RECORDS SUPPLIED:
---------------
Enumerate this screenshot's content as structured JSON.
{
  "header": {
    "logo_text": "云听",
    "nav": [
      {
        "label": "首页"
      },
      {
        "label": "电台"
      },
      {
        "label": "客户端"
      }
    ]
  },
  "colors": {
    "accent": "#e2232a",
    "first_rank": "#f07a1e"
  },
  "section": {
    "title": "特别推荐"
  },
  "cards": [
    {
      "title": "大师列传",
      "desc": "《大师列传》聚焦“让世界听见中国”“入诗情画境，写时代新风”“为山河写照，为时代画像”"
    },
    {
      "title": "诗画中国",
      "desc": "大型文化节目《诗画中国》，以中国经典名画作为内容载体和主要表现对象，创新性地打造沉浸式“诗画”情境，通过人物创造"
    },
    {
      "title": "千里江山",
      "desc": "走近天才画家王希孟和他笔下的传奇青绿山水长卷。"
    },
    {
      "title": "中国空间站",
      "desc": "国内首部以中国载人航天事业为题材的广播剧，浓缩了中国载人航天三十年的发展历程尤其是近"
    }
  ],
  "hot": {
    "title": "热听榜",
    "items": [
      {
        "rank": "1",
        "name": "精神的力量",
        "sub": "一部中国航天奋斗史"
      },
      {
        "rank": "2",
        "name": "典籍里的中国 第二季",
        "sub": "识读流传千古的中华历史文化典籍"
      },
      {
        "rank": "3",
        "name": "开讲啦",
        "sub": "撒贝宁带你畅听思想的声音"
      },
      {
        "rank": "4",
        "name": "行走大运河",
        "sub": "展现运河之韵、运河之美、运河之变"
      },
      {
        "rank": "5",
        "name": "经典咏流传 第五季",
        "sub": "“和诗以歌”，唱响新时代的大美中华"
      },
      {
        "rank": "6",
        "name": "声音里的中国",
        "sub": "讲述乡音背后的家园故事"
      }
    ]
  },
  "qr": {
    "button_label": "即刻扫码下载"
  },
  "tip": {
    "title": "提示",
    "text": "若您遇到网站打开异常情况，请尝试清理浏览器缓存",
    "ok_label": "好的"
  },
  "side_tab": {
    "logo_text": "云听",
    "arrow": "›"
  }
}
---------------
PROBLEM TO SOLVE: Go back to the listing above and please repeat it exactly.

FINISHED TASK:
Enumerate this screenshot's content as structured JSON.
{
  "header": {
    "logo_text": "云听",
    "nav": [
      {
        "label": "首页"
      },
      {
        "label": "电台"
      },
      {
        "label": "客户端"
      }
    ]
  },
  "colors": {
    "accent": "#e2232a",
    "first_rank": "#f07a1e"
  },
  "section": {
    "title": "特别推荐"
  },
  "cards": [
    {
      "title": "大师列传",
      "desc": "《大师列传》聚焦“让世界听见中国”“入诗情画境，写时代新风”“为山河写照，为时代画像”"
    },
    {
      "title": "诗画中国",
      "desc": "大型文化节目《诗画中国》，以中国经典名画作为内容载体和主要表现对象，创新性地打造沉浸式“诗画”情境，通过人物创造"
    },
    {
      "title": "千里江山",
      "desc": "走近天才画家王希孟和他笔下的传奇青绿山水长卷。"
    },
    {
      "title": "中国空间站",
      "desc": "国内首部以中国载人航天事业为题材的广播剧，浓缩了中国载人航天三十年的发展历程尤其是近"
    }
  ],
  "hot": {
    "title": "热听榜",
    "items": [
      {
        "rank": "1",
        "name": "精神的力量",
        "sub": "一部中国航天奋斗史"
      },
      {
        "rank": "2",
        "name": "典籍里的中国 第二季",
        "sub": "识读流传千古的中华历史文化典籍"
      },
      {
        "rank": "3",
        "name": "开讲啦",
        "sub": "撒贝宁带你畅听思想的声音"
      },
      {
        "rank": "4",
        "name": "行走大运河",
        "sub": "展现运河之韵、运河之美、运河之变"
      },
      {
        "rank": "5",
        "name": "经典咏流传 第五季",
        "sub": "“和诗以歌”，唱响新时代的大美中华"
      },
      {
        "rank": "6",
        "name": "声音里的中国",
        "sub": "讲述乡音背后的家园故事"
      }
    ]
  },
  "qr": {
    "button_label": "即刻扫码下载"
  },
  "tip": {
    "title": "提示",
    "text": "若您遇到网站打开异常情况，请尝试清理浏览器缓存",
    "ok_label": "好的"
  },
  "side_tab": {
    "logo_text": "云听",
    "arrow": "›"
  }
}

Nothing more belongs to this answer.